* [BRIEF]:
Extract every entry word for word.

* [EXCERPTED DATA]:

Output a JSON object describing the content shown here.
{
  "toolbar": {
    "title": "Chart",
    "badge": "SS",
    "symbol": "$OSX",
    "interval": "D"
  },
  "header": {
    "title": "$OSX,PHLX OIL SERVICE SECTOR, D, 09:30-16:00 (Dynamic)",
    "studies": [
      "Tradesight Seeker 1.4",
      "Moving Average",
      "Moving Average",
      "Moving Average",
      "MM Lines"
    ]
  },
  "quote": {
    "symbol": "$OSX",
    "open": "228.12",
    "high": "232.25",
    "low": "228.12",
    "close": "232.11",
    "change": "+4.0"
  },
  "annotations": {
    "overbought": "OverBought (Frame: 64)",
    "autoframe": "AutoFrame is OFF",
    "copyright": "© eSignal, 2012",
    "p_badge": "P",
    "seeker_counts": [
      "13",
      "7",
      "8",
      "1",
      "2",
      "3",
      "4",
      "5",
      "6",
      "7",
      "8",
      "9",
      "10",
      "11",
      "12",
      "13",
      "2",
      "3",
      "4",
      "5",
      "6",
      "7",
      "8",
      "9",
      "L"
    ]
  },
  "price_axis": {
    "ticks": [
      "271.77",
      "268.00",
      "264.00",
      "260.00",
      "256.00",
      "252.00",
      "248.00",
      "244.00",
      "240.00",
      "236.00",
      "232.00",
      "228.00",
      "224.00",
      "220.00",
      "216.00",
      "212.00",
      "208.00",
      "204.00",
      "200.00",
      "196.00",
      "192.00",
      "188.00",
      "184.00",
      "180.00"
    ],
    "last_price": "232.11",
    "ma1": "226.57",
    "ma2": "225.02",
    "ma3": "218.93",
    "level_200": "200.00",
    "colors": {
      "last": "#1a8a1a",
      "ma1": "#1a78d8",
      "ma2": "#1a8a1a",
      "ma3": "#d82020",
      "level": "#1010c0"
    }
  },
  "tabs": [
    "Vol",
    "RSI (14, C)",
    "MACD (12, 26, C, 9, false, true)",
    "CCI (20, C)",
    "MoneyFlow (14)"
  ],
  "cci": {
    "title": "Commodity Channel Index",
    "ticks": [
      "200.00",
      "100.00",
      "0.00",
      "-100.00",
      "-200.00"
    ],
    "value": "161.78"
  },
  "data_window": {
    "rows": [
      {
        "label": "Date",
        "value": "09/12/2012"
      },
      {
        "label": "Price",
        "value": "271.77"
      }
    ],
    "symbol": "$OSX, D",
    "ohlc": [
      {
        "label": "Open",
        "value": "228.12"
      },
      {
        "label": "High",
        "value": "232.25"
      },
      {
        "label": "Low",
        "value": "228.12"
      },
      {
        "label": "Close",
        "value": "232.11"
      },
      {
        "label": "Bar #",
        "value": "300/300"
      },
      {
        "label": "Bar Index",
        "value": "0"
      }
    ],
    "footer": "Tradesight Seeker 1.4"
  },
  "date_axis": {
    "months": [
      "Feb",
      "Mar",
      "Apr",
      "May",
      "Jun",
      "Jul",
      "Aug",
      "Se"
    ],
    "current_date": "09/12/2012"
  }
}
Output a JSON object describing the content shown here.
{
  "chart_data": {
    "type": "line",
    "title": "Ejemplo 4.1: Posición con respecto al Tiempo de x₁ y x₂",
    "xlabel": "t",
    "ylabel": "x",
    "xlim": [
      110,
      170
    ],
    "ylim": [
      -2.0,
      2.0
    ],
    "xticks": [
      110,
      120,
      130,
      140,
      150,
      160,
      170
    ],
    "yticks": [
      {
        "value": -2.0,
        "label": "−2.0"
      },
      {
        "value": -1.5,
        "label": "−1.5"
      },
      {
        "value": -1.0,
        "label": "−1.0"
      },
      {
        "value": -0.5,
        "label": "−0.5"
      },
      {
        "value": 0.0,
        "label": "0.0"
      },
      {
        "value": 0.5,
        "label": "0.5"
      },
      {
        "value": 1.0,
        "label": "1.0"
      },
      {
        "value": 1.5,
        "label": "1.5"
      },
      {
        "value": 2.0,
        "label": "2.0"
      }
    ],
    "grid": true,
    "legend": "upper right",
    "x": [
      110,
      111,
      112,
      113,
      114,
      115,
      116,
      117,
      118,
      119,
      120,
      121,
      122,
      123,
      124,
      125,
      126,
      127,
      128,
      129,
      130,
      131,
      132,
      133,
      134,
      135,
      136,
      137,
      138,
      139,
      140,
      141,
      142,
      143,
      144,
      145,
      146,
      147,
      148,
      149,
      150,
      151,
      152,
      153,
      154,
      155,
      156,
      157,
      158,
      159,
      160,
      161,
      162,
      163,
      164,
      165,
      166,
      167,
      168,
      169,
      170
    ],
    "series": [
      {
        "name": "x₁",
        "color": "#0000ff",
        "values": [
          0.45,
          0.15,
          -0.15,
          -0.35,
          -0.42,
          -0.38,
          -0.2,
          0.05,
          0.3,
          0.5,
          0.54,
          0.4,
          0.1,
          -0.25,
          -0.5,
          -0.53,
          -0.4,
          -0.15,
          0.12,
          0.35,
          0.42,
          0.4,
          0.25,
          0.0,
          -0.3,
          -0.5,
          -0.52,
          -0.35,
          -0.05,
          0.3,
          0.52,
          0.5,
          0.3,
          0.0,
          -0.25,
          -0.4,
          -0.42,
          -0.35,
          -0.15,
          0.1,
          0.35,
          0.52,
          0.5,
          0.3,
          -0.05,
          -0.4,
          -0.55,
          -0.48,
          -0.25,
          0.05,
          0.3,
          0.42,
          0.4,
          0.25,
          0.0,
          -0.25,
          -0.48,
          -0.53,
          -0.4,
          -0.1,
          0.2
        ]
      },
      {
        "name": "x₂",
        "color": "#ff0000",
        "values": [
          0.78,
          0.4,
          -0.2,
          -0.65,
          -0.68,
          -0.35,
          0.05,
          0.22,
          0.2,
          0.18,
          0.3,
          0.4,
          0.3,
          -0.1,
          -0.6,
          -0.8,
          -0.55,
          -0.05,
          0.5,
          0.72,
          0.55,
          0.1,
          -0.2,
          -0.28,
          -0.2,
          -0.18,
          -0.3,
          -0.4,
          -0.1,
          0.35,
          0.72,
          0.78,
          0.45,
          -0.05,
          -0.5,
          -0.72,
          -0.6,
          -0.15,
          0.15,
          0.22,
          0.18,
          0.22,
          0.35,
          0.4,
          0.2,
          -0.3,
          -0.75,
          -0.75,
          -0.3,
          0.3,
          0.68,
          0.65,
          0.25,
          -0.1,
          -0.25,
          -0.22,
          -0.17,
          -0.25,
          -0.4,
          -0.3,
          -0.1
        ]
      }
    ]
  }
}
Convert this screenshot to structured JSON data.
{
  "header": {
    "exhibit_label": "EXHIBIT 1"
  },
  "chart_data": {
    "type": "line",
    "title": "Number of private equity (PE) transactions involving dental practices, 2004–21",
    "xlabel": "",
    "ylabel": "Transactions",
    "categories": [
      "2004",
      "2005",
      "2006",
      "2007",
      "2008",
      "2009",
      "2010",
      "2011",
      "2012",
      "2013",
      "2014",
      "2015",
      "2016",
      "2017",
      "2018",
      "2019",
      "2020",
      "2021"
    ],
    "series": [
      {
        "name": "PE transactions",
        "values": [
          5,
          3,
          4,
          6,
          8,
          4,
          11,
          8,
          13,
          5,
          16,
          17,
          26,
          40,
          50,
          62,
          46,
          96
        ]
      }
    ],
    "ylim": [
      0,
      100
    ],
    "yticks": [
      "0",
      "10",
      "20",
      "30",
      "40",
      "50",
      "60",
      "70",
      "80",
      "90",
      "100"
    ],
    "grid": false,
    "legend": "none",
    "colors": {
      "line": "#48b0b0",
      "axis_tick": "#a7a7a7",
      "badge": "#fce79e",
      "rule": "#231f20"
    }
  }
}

* [CORRECT RESPONSE]:
Output a JSON object describing the content shown here.
{
  "toolbar": {
    "title": "Chart",
    "badge": "SS",
    "symbol": "$OSX",
    "interval": "D"
  },
  "header": {
    "title": "$OSX,PHLX OIL SERVICE SECTOR, D, 09:30-16:00 (Dynamic)",
    "studies": [
      "Tradesight Seeker 1.4",
      "Moving Average",
      "Moving Average",
      "Moving Average",
      "MM Lines"
    ]
  },
  "quote": {
    "symbol": "$OSX",
    "open": "228.12",
    "high": "232.25",
    "low": "228.12",
    "close": "232.11",
    "change": "+4.0"
  },
  "annotations": {
    "overbought": "OverBought (Frame: 64)",
    "autoframe": "AutoFrame is OFF",
    "copyright": "© eSignal, 2012",
    "p_badge": "P",
    "seeker_counts": [
      "13",
      "7",
      "8",
      "1",
      "2",
      "3",
      "4",
      "5",
      "6",
      "7",
      "8",
      "9",
      "10",
      "11",
      "12",
      "13",
      "2",
      "3",
      "4",
      "5",
      "6",
      "7",
      "8",
      "9",
      "L"
    ]
  },
  "price_axis": {
    "ticks": [
      "271.77",
      "268.00",
      "264.00",
      "260.00",
      "256.00",
      "252.00",
      "248.00",
      "244.00",
      "240.00",
      "236.00",
      "232.00",
      "228.00",
      "224.00",
      "220.00",
      "216.00",
      "212.00",
      "208.00",
      "204.00",
      "200.00",
      "196.00",
      "192.00",
      "188.00",
      "184.00",
      "180.00"
    ],
    "last_price": "232.11",
    "ma1": "226.57",
    "ma2": "225.02",
    "ma3": "218.93",
    "level_200": "200.00",
    "colors": {
      "last": "#1a8a1a",
      "ma1": "#1a78d8",
      "ma2": "#1a8a1a",
      "ma3": "#d82020",
      "level": "#1010c0"
    }
  },
  "tabs": [
    "Vol",
    "RSI (14, C)",
    "MACD (12, 26, C, 9, false, true)",
    "CCI (20, C)",
    "MoneyFlow (14)"
  ],
  "cci": {
    "title": "Commodity Channel Index",
    "ticks": [
      "200.00",
      "100.00",
      "0.00",
      "-100.00",
      "-200.00"
    ],
    "value": "161.78"
  },
  "data_window": {
    "rows": [
      {
        "label": "Date",
        "value": "09/12/2012"
      },
      {
        "label": "Price",
        "value": "271.77"
      }
    ],
    "symbol": "$OSX, D",
    "ohlc": [
      {
        "label": "Open",
        "value": "228.12"
      },
      {
        "label": "High",
        "value": "232.25"
      },
      {
        "label": "Low",
        "value": "228.12"
      },
      {
        "label": "Close",
        "value": "232.11"
      },
      {
        "label": "Bar #",
        "value": "300/300"
      },
      {
        "label": "Bar Index",
        "value": "0"
      }
    ],
    "footer": "Tradesight Seeker 1.4"
  },
  "date_axis": {
    "months": [
      "Feb",
      "Mar",
      "Apr",
      "May",
      "Jun",
      "Jul",
      "Aug",
      "Se"
    ],
    "current_date": "09/12/2012"
  }
}
Output a JSON object describing the content shown here.
{
  "chart_data": {
    "type": "line",
    "title": "Ejemplo 4.1: Posición con respecto al Tiempo de x₁ y x₂",
    "xlabel": "t",
    "ylabel": "x",
    "xlim": [
      110,
      170
    ],
    "ylim": [
      -2.0,
      2.0
    ],
    "xticks": [
      110,
      120,
      130,
      140,
      150,
      160,
      170
    ],
    "yticks": [
      {
        "value": -2.0,
        "label": "−2.0"
      },
      {
        "value": -1.5,
        "label": "−1.5"
      },
      {
        "value": -1.0,
        "label": "−1.0"
      },
      {
        "value": -0.5,
        "label": "−0.5"
      },
      {
        "value": 0.0,
        "label": "0.0"
      },
      {
        "value": 0.5,
        "label": "0.5"
      },
      {
        "value": 1.0,
        "label": "1.0"
      },
      {
        "value": 1.5,
        "label": "1.5"
      },
      {
        "value": 2.0,
        "label": "2.0"
      }
    ],
    "grid": true,
    "legend": "upper right",
    "x": [
      110,
      111,
      112,
      113,
      114,
      115,
      116,
      117,
      118,
      119,
      120,
      121,
      122,
      123,
      124,
      125,
      126,
      127,
      128,
      129,
      130,
      131,
      132,
      133,
      134,
      135,
      136,
      137,
      138,
      139,
      140,
      141,
      142,
      143,
      144,
      145,
      146,
      147,
      148,
      149,
      150,
      151,
      152,
      153,
      154,
      155,
      156,
      157,
      158,
      159,
      160,
      161,
      162,
      163,
      164,
      165,
      166,
      167,
      168,
      169,
      170
    ],
    "series": [
      {
        "name": "x₁",
        "color": "#0000ff",
        "values": [
          0.45,
          0.15,
          -0.15,
          -0.35,
          -0.42,
          -0.38,
          -0.2,
          0.05,
          0.3,
          0.5,
          0.54,
          0.4,
          0.1,
          -0.25,
          -0.5,
          -0.53,
          -0.4,
          -0.15,
          0.12,
          0.35,
          0.42,
          0.4,
          0.25,
          0.0,
          -0.3,
          -0.5,
          -0.52,
          -0.35,
          -0.05,
          0.3,
          0.52,
          0.5,
          0.3,
          0.0,
          -0.25,
          -0.4,
          -0.42,
          -0.35,
          -0.15,
          0.1,
          0.35,
          0.52,
          0.5,
          0.3,
          -0.05,
          -0.4,
          -0.55,
          -0.48,
          -0.25,
          0.05,
          0.3,
          0.42,
          0.4,
          0.25,
          0.0,
          -0.25,
          -0.48,
          -0.53,
          -0.4,
          -0.1,
          0.2
        ]
      },
      {
        "name": "x₂",
        "color": "#ff0000",
        "values": [
          0.78,
          0.4,
          -0.2,
          -0.65,
          -0.68,
          -0.35,
          0.05,
          0.22,
          0.2,
          0.18,
          0.3,
          0.4,
          0.3,
          -0.1,
          -0.6,
          -0.8,
          -0.55,
          -0.05,
          0.5,
          0.72,
          0.55,
          0.1,
          -0.2,
          -0.28,
          -0.2,
          -0.18,
          -0.3,
          -0.4,
          -0.1,
          0.35,
          0.72,
          0.78,
          0.45,
          -0.05,
          -0.5,
          -0.72,
          -0.6,
          -0.15,
          0.15,
          0.22,
          0.18,
          0.22,
          0.35,
          0.4,
          0.2,
          -0.3,
          -0.75,
          -0.75,
          -0.3,
          0.3,
          0.68,
          0.65,
          0.25,
          -0.1,
          -0.25,
          -0.22,
          -0.17,
          -0.25,
          -0.4,
          -0.3,
          -0.1
        ]
      }
    ]
  }
}
Convert this screenshot to structured JSON data.
{
  "header": {
    "exhibit_label": "EXHIBIT 1"
  },
  "chart_data": {
    "type": "line",
    "title": "Number of private equity (PE) transactions involving dental practices, 2004–21",
    "xlabel": "",
    "ylabel": "Transactions",
    "categories": [
      "2004",
      "2005",
      "2006",
      "2007",
      "2008",
      "2009",
      "2010",
      "2011",
      "2012",
      "2013",
      "2014",
      "2015",
      "2016",
      "2017",
      "2018",
      "2019",
      "2020",
      "2021"
    ],
    "series": [
      {
        "name": "PE transactions",
        "values": [
          5,
          3,
          4,
          6,
          8,
          4,
          11,
          8,
          13,
          5,
          16,
          17,
          26,
          40,
          50,
          62,
          46,
          96
        ]
      }
    ],
    "ylim": [
      0,
      100
    ],
    "yticks": [
      "0",
      "10",
      "20",
      "30",
      "40",
      "50",
      "60",
      "70",
      "80",
      "90",
      "100"
    ],
    "grid": false,
    "legend": "none",
    "colors": {
      "line": "#48b0b0",
      "axis_tick": "#a7a7a7",
      "badge": "#fce79e",
      "rule": "#231f20"
    }
  }
}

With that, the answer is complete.